RECORDS –

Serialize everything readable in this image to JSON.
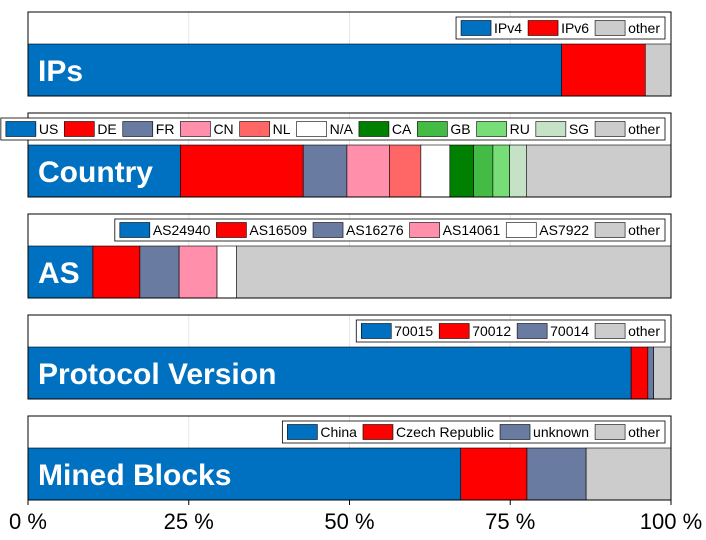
{
  "chart_data": [
    {
      "type": "bar",
      "title": "IPs",
      "segments": [
        {
          "name": "IPv4",
          "value": 83.0,
          "color": "#0070C0",
          "legend": true
        },
        {
          "name": "IPv6",
          "value": 13.0,
          "color": "#FF0000",
          "legend": true
        },
        {
          "name": "other",
          "value": 4.0,
          "color": "#CCCCCC",
          "legend": true
        }
      ]
    },
    {
      "type": "bar",
      "title": "Country",
      "segments": [
        {
          "name": "US",
          "value": 23.7,
          "color": "#0070C0",
          "legend": true
        },
        {
          "name": "DE",
          "value": 19.1,
          "color": "#FF0000",
          "legend": true
        },
        {
          "name": "FR",
          "value": 6.8,
          "color": "#6A7BA2",
          "legend": true
        },
        {
          "name": "CN",
          "value": 6.6,
          "color": "#FF8FAB",
          "legend": true
        },
        {
          "name": "NL",
          "value": 4.9,
          "color": "#FF6666",
          "legend": true
        },
        {
          "name": "N/A",
          "value": 4.5,
          "color": "#FFFFFF",
          "legend": true
        },
        {
          "name": "CA",
          "value": 3.7,
          "color": "#008000",
          "legend": true
        },
        {
          "name": "GB",
          "value": 3.0,
          "color": "#44BB44",
          "legend": true
        },
        {
          "name": "RU",
          "value": 2.6,
          "color": "#77DD77",
          "legend": true
        },
        {
          "name": "SG",
          "value": 2.6,
          "color": "#C6E2C6",
          "legend": true
        },
        {
          "name": "other",
          "value": 22.5,
          "color": "#CCCCCC",
          "legend": true
        }
      ]
    },
    {
      "type": "bar",
      "title": "AS",
      "segments": [
        {
          "name": "AS24940",
          "value": 10.1,
          "color": "#0070C0",
          "legend": true
        },
        {
          "name": "AS16509",
          "value": 7.3,
          "color": "#FF0000",
          "legend": true
        },
        {
          "name": "AS16276",
          "value": 6.1,
          "color": "#6A7BA2",
          "legend": true
        },
        {
          "name": "AS14061",
          "value": 5.9,
          "color": "#FF8FAB",
          "legend": true
        },
        {
          "name": "AS7922",
          "value": 3.0,
          "color": "#FFFFFF",
          "legend": true
        },
        {
          "name": "other",
          "value": 67.6,
          "color": "#CCCCCC",
          "legend": true
        }
      ]
    },
    {
      "type": "bar",
      "title": "Protocol Version",
      "segments": [
        {
          "name": "70015",
          "value": 93.8,
          "color": "#0070C0",
          "legend": true
        },
        {
          "name": "70012",
          "value": 2.6,
          "color": "#FF0000",
          "legend": true
        },
        {
          "name": "70014",
          "value": 0.9,
          "color": "#6A7BA2",
          "legend": true
        },
        {
          "name": "other",
          "value": 2.7,
          "color": "#CCCCCC",
          "legend": true
        }
      ]
    },
    {
      "type": "bar",
      "title": "Mined Blocks",
      "segments": [
        {
          "name": "China",
          "value": 67.3,
          "color": "#0070C0",
          "legend": true
        },
        {
          "name": "Czech Republic",
          "value": 10.3,
          "color": "#FF0000",
          "legend": true
        },
        {
          "name": "unknown",
          "value": 9.2,
          "color": "#6A7BA2",
          "legend": true
        },
        {
          "name": "other",
          "value": 13.2,
          "color": "#CCCCCC",
          "legend": true
        }
      ]
    }
  ],
  "x_axis": {
    "range": [
      0,
      100
    ],
    "ticks": [
      0,
      25,
      50,
      75,
      100
    ],
    "tick_labels": [
      "0 %",
      "25 %",
      "50 %",
      "75 %",
      "100 %"
    ],
    "grid": true
  }
}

YOUR OBJECTIVE –
Without including any pictures, please restate all the records exactly.

RESULT OF THIS TASK –
Serialize everything readable in this image to JSON.
{
  "chart_data": [
    {
      "type": "bar",
      "title": "IPs",
      "segments": [
        {
          "name": "IPv4",
          "value": 83.0,
          "color": "#0070C0",
          "legend": true
        },
        {
          "name": "IPv6",
          "value": 13.0,
          "color": "#FF0000",
          "legend": true
        },
        {
          "name": "other",
          "value": 4.0,
          "color": "#CCCCCC",
          "legend": true
        }
      ]
    },
    {
      "type": "bar",
      "title": "Country",
      "segments": [
        {
          "name": "US",
          "value": 23.7,
          "color": "#0070C0",
          "legend": true
        },
        {
          "name": "DE",
          "value": 19.1,
          "color": "#FF0000",
          "legend": true
        },
        {
          "name": "FR",
          "value": 6.8,
          "color": "#6A7BA2",
          "legend": true
        },
        {
          "name": "CN",
          "value": 6.6,
          "color": "#FF8FAB",
          "legend": true
        },
        {
          "name": "NL",
          "value": 4.9,
          "color": "#FF6666",
          "legend": true
        },
        {
          "name": "N/A",
          "value": 4.5,
          "color": "#FFFFFF",
          "legend": true
        },
        {
          "name": "CA",
          "value": 3.7,
          "color": "#008000",
          "legend": true
        },
        {
          "name": "GB",
          "value": 3.0,
          "color": "#44BB44",
          "legend": true
        },
        {
          "name": "RU",
          "value": 2.6,
          "color": "#77DD77",
          "legend": true
        },
        {
          "name": "SG",
          "value": 2.6,
          "color": "#C6E2C6",
          "legend": true
        },
        {
          "name": "other",
          "value": 22.5,
          "color": "#CCCCCC",
          "legend": true
        }
      ]
    },
    {
      "type": "bar",
      "title": "AS",
      "segments": [
        {
          "name": "AS24940",
          "value": 10.1,
          "color": "#0070C0",
          "legend": true
        },
        {
          "name": "AS16509",
          "value": 7.3,
          "color": "#FF0000",
          "legend": true
        },
        {
          "name": "AS16276",
          "value": 6.1,
          "color": "#6A7BA2",
          "legend": true
        },
        {
          "name": "AS14061",
          "value": 5.9,
          "color": "#FF8FAB",
          "legend": true
        },
        {
          "name": "AS7922",
          "value": 3.0,
          "color": "#FFFFFF",
          "legend": true
        },
        {
          "name": "other",
          "value": 67.6,
          "color": "#CCCCCC",
          "legend": true
        }
      ]
    },
    {
      "type": "bar",
      "title": "Protocol Version",
      "segments": [
        {
          "name": "70015",
          "value": 93.8,
          "color": "#0070C0",
          "legend": true
        },
        {
          "name": "70012",
          "value": 2.6,
          "color": "#FF0000",
          "legend": true
        },
        {
          "name": "70014",
          "value": 0.9,
          "color": "#6A7BA2",
          "legend": true
        },
        {
          "name": "other",
          "value": 2.7,
          "color": "#CCCCCC",
          "legend": true
        }
      ]
    },
    {
      "type": "bar",
      "title": "Mined Blocks",
      "segments": [
        {
          "name": "China",
          "value": 67.3,
          "color": "#0070C0",
          "legend": true
        },
        {
          "name": "Czech Republic",
          "value": 10.3,
          "color": "#FF0000",
          "legend": true
        },
        {
          "name": "unknown",
          "value": 9.2,
          "color": "#6A7BA2",
          "legend": true
        },
        {
          "name": "other",
          "value": 13.2,
          "color": "#CCCCCC",
          "legend": true
        }
      ]
    }
  ],
  "x_axis": {
    "range": [
      0,
      100
    ],
    "ticks": [
      0,
      25,
      50,
      75,
      100
    ],
    "tick_labels": [
      "0 %",
      "25 %",
      "50 %",
      "75 %",
      "100 %"
    ],
    "grid": true
  }
}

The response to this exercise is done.